Put the part of the listing that opens with the line containing "Annotate this image: element" and closes with the line containing "244, 760, 270]" into a numbered list, including both of those lines and leaving out any blank lines.

__DATA SHOWN__:

---

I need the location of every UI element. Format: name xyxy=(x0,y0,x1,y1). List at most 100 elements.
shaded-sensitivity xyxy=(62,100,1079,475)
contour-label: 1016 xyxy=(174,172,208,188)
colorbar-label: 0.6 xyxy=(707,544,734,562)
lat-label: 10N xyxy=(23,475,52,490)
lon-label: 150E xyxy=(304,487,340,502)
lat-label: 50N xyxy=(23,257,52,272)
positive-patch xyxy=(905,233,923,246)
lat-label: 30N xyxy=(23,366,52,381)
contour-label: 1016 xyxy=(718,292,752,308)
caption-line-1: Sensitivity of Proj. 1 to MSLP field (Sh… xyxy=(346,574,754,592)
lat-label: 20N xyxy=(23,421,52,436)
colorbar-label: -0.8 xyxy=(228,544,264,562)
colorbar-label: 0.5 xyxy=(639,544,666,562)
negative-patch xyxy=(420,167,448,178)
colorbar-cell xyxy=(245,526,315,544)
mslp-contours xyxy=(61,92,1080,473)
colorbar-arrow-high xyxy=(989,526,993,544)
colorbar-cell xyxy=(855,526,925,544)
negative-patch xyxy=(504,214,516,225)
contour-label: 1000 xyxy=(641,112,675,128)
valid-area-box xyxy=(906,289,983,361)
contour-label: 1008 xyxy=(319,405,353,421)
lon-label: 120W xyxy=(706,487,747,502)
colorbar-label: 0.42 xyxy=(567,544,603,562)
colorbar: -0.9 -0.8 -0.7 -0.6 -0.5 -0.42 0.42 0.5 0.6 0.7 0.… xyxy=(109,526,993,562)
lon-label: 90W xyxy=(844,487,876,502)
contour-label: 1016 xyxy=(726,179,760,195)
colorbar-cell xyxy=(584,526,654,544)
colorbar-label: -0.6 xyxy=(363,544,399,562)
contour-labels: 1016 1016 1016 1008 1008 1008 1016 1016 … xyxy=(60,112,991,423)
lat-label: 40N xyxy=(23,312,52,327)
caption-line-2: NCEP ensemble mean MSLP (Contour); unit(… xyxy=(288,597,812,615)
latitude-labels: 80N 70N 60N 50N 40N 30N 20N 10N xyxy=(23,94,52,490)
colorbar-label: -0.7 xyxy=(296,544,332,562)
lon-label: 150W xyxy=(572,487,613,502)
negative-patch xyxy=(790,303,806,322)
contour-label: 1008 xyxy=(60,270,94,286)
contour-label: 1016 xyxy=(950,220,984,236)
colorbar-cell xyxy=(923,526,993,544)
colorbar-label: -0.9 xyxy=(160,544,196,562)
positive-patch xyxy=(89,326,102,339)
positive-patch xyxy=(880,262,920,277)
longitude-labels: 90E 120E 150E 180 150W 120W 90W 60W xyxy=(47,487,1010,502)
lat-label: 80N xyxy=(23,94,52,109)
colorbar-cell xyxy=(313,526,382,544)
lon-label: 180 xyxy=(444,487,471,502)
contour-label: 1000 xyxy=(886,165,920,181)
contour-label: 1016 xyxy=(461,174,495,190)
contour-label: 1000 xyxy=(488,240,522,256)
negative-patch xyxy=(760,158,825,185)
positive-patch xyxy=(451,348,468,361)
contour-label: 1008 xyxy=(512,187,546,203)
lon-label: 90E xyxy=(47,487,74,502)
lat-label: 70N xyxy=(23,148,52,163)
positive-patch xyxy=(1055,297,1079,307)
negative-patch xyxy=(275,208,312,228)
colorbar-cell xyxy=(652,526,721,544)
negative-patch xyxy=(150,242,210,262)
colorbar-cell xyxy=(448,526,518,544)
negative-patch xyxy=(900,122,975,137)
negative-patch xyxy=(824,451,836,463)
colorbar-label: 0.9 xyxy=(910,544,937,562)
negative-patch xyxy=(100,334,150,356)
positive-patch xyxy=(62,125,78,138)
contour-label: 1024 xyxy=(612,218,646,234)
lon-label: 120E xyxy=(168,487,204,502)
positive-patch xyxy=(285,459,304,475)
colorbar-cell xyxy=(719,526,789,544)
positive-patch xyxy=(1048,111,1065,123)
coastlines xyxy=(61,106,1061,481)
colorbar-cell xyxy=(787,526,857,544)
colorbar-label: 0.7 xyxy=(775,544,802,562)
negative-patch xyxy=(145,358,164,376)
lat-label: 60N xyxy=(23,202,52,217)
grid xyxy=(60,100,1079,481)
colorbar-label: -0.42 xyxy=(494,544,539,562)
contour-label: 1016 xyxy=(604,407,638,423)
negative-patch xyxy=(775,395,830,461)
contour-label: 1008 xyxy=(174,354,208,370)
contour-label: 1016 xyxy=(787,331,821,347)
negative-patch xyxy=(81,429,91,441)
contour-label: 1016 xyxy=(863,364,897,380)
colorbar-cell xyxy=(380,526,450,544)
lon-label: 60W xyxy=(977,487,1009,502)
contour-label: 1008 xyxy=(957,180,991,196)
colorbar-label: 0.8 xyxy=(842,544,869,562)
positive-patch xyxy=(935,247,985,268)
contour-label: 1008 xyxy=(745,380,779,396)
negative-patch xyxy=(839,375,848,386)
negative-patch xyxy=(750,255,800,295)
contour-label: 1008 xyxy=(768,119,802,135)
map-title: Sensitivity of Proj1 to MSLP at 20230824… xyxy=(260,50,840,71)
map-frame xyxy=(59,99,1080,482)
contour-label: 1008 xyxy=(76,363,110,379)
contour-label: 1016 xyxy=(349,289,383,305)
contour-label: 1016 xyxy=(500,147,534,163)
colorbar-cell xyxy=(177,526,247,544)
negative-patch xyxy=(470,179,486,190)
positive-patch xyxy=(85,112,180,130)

---

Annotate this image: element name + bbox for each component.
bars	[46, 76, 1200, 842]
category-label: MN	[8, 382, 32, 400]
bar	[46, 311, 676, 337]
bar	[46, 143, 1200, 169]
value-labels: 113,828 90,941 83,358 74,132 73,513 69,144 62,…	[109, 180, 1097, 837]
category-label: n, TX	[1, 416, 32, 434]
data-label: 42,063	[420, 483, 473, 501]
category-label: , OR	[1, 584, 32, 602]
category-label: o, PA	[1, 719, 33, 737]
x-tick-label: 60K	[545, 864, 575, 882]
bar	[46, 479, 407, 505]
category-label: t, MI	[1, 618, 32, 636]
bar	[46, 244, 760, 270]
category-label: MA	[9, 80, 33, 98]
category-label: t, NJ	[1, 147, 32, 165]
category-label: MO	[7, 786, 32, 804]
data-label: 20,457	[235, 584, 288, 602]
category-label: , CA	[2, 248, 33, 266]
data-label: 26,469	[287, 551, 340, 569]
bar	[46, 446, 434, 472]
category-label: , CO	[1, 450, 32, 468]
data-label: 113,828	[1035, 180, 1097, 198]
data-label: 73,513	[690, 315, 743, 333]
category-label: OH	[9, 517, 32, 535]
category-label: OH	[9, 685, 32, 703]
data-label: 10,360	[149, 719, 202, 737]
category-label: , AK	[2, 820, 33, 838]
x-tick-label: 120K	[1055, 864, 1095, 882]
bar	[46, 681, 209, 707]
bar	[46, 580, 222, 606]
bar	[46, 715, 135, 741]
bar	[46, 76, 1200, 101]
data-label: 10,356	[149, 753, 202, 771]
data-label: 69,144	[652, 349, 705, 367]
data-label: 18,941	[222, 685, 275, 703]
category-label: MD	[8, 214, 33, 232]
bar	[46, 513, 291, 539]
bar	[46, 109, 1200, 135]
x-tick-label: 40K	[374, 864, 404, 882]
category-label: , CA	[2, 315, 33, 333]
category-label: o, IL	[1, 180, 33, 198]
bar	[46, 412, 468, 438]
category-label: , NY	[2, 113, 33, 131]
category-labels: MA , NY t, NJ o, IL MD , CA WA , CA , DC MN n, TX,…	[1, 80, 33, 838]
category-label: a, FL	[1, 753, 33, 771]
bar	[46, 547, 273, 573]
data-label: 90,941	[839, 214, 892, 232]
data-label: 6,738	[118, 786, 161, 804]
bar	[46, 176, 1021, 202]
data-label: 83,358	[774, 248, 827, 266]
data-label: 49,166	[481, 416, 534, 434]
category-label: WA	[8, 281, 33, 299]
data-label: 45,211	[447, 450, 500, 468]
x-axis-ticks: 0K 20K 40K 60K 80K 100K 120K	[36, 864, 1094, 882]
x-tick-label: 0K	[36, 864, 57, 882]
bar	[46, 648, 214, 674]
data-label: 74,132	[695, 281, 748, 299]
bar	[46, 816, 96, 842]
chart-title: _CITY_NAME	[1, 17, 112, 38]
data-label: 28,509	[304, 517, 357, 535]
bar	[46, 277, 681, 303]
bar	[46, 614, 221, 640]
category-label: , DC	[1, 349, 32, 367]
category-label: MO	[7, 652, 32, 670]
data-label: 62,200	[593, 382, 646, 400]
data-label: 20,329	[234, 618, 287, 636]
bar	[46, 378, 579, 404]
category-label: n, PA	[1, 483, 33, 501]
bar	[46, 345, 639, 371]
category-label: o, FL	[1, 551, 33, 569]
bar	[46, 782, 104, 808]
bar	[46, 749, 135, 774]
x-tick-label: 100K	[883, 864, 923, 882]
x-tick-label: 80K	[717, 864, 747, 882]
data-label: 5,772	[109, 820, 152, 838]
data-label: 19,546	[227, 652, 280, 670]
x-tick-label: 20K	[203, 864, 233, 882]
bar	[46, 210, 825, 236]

---

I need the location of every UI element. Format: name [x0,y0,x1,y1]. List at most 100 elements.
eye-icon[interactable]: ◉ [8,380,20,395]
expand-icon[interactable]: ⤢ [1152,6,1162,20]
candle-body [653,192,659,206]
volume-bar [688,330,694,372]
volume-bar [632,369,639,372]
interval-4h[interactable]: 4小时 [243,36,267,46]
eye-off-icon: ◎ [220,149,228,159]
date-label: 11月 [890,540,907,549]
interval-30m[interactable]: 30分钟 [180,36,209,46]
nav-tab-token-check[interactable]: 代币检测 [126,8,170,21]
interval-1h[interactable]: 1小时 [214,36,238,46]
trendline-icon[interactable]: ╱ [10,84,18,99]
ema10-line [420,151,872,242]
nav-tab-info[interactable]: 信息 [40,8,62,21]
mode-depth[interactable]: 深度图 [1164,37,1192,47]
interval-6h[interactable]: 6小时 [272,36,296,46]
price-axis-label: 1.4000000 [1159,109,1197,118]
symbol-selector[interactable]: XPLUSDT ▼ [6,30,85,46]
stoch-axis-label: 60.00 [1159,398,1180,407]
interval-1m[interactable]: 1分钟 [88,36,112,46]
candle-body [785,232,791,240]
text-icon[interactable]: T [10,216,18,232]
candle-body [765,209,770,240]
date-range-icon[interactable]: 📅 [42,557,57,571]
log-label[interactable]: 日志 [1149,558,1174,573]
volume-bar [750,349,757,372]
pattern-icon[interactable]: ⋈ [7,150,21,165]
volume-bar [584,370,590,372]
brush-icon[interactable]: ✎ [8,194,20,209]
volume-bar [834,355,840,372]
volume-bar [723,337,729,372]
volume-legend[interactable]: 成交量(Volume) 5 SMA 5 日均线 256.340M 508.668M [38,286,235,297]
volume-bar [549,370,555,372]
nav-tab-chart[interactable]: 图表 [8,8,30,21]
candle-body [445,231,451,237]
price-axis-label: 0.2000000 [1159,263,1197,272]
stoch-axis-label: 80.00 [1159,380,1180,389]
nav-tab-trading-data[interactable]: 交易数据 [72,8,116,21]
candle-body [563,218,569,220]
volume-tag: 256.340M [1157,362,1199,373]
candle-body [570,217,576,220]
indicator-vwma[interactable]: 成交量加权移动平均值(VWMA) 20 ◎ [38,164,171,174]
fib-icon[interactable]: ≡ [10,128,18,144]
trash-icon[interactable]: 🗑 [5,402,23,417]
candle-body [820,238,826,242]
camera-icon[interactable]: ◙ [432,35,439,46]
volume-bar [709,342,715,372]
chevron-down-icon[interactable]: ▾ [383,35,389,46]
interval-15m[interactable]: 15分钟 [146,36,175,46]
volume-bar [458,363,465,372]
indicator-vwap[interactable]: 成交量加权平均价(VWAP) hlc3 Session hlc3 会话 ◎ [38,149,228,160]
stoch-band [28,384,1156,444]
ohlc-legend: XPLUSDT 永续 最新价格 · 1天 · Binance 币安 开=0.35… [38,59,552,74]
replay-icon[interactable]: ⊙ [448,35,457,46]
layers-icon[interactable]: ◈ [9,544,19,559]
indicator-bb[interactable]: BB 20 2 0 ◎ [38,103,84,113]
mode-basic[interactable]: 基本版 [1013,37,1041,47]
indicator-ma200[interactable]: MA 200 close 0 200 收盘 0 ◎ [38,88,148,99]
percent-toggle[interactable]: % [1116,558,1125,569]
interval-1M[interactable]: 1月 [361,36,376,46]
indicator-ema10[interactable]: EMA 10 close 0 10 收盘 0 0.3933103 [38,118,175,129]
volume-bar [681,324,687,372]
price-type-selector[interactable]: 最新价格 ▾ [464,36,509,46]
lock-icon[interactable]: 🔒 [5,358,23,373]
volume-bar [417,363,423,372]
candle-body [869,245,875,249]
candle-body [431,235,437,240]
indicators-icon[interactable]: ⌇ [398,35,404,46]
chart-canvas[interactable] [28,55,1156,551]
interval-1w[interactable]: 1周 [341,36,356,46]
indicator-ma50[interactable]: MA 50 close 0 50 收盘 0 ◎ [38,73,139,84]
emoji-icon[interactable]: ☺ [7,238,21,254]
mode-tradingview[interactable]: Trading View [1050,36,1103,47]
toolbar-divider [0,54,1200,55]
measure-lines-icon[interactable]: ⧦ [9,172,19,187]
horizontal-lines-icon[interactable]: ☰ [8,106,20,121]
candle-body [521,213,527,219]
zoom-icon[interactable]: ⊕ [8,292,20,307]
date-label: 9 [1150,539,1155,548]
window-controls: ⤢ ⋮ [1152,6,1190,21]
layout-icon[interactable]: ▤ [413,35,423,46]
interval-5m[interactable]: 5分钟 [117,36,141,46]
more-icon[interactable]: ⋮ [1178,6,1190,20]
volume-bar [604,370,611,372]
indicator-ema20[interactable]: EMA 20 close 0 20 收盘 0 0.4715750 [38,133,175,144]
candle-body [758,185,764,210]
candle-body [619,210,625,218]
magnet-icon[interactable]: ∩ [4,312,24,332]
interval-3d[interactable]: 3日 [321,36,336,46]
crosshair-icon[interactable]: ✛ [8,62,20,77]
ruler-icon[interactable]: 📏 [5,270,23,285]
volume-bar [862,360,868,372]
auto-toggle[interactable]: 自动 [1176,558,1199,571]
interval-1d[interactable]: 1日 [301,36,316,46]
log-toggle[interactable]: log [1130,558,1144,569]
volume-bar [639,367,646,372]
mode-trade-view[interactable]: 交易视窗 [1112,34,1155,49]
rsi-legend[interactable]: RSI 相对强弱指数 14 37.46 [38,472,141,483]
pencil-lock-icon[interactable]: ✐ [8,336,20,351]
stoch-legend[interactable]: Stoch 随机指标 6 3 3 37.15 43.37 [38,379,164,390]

---

__COMPLETE ANSWER__:
1. Annotate this image: element name + bbox for each component.
2. bars	[46, 76, 1200, 842]
3. category-label: MN	[8, 382, 32, 400]
4. bar	[46, 311, 676, 337]
5. bar	[46, 143, 1200, 169]
6. value-labels: 113,828 90,941 83,358 74,132 73,513 69,144 62,…	[109, 180, 1097, 837]
7. category-label: n, TX	[1, 416, 32, 434]
8. data-label: 42,063	[420, 483, 473, 501]
9. category-label: , OR	[1, 584, 32, 602]
10. category-label: o, PA	[1, 719, 33, 737]
11. x-tick-label: 60K	[545, 864, 575, 882]
12. bar	[46, 479, 407, 505]
13. category-label: t, MI	[1, 618, 32, 636]
14. bar	[46, 244, 760, 270]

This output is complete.